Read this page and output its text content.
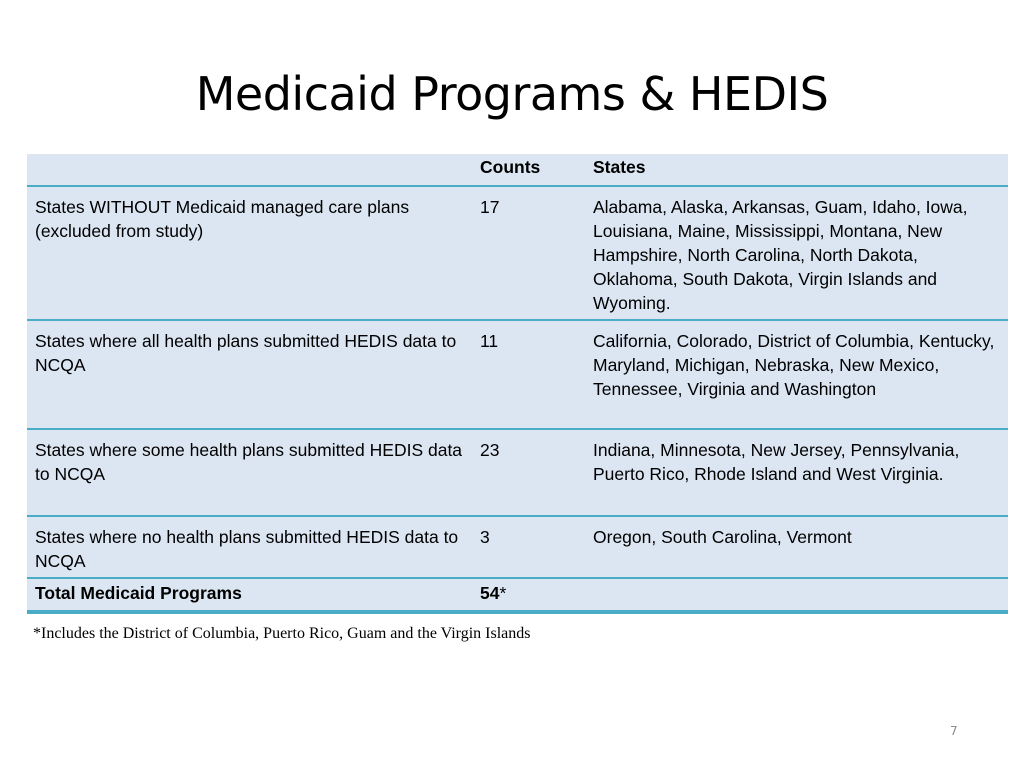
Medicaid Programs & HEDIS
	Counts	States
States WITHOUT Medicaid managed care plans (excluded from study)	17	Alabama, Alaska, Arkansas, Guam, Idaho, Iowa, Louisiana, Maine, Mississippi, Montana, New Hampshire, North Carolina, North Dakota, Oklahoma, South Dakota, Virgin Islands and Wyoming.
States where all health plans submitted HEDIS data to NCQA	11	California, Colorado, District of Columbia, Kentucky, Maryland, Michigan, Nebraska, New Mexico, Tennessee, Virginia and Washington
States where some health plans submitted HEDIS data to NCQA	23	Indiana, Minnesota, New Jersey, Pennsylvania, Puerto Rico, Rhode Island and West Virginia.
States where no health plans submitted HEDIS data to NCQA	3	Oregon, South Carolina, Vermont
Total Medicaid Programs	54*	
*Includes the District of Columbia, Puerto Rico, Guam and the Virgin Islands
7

■ ■ ■ ■

*WHAT THE EXERCISE ASKS*: Quote each record exactly as it stands, minus the pictures.

*REPLY TO THE TASK*:
Read this page and output its text content.
Medicaid Programs & HEDIS
	Counts	States
States WITHOUT Medicaid managed care plans (excluded from study)	17	Alabama, Alaska, Arkansas, Guam, Idaho, Iowa, Louisiana, Maine, Mississippi, Montana, New Hampshire, North Carolina, North Dakota, Oklahoma, South Dakota, Virgin Islands and Wyoming.
States where all health plans submitted HEDIS data to NCQA	11	California, Colorado, District of Columbia, Kentucky, Maryland, Michigan, Nebraska, New Mexico, Tennessee, Virginia and Washington
States where some health plans submitted HEDIS data to NCQA	23	Indiana, Minnesota, New Jersey, Pennsylvania, Puerto Rico, Rhode Island and West Virginia.
States where no health plans submitted HEDIS data to NCQA	3	Oregon, South Carolina, Vermont
Total Medicaid Programs	54*	
*Includes the District of Columbia, Puerto Rico, Guam and the Virgin Islands
7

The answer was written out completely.